● **Job**:
Return each line holding the string "view".

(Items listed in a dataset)
____________

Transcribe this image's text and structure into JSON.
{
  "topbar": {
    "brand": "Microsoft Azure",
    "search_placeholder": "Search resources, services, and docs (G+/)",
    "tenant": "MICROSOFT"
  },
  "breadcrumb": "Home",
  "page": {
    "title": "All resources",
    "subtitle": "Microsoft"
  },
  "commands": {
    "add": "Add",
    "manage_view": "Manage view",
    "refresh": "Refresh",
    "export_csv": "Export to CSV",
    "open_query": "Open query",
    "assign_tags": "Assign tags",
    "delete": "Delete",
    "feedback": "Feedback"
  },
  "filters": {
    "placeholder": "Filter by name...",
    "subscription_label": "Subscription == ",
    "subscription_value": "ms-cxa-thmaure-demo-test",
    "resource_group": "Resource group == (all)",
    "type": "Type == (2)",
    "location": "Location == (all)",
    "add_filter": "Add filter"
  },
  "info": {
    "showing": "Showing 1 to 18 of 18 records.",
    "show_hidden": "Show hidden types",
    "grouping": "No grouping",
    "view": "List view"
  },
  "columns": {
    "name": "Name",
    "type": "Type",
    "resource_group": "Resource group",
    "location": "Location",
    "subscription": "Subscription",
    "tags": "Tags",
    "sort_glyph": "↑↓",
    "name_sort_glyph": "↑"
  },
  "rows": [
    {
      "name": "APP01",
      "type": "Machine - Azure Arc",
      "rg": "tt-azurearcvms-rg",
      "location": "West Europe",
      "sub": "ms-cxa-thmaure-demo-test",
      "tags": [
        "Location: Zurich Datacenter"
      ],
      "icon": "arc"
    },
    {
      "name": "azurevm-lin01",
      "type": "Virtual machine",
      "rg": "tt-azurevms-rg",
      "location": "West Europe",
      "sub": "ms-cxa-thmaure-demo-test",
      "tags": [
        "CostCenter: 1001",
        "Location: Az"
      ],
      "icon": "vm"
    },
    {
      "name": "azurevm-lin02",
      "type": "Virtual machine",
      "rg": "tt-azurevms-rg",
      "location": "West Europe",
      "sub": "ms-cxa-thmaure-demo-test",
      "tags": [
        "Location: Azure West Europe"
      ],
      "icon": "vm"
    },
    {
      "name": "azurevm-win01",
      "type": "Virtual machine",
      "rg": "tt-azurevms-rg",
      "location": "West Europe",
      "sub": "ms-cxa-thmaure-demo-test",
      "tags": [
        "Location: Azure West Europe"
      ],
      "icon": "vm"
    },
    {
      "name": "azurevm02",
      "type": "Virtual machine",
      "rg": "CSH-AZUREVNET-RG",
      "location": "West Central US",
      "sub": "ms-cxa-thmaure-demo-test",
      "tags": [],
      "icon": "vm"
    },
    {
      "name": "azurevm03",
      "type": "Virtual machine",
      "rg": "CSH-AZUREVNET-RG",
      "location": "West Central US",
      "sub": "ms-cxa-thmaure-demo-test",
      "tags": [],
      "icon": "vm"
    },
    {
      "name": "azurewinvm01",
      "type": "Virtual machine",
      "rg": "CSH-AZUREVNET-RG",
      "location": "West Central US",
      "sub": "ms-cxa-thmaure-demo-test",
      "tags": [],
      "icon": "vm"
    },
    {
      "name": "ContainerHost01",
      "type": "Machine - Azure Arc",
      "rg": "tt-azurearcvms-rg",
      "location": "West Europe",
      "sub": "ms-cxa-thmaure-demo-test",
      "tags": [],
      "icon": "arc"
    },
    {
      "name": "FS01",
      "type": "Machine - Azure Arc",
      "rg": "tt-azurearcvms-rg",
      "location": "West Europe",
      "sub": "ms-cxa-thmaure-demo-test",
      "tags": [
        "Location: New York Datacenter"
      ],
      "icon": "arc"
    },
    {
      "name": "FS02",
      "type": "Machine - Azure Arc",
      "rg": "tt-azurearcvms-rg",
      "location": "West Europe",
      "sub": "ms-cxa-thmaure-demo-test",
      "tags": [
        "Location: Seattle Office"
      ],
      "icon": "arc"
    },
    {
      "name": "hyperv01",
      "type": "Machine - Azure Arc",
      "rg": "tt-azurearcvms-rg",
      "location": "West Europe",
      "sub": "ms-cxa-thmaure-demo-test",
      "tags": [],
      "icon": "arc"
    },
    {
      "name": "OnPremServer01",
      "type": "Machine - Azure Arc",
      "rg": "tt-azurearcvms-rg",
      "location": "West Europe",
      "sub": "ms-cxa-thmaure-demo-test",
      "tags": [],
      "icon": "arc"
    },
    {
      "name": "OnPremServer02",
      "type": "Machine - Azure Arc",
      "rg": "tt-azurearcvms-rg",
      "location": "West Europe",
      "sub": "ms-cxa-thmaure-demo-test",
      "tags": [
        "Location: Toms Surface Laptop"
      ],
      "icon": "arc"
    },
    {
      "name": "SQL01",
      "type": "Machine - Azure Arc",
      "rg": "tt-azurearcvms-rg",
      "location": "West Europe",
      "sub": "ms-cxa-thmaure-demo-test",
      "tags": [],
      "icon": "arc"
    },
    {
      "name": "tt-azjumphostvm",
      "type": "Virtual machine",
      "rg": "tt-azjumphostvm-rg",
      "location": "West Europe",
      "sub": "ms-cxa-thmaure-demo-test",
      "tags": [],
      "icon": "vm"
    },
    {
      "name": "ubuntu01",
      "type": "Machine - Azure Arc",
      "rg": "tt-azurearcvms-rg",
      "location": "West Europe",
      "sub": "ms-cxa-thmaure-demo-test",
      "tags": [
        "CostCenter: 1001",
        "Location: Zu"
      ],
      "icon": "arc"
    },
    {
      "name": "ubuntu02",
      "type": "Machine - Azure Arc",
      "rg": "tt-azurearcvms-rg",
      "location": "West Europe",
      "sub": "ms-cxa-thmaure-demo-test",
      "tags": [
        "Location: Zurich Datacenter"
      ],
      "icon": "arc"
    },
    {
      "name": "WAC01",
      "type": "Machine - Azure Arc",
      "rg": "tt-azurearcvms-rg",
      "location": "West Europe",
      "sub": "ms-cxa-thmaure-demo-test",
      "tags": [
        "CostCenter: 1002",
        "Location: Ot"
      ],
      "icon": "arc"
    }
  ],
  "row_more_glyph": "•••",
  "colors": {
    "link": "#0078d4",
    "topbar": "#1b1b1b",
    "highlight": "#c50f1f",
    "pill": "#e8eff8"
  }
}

____________

● **Task response**:
    "manage_view": "Manage view",
    "view": "List view"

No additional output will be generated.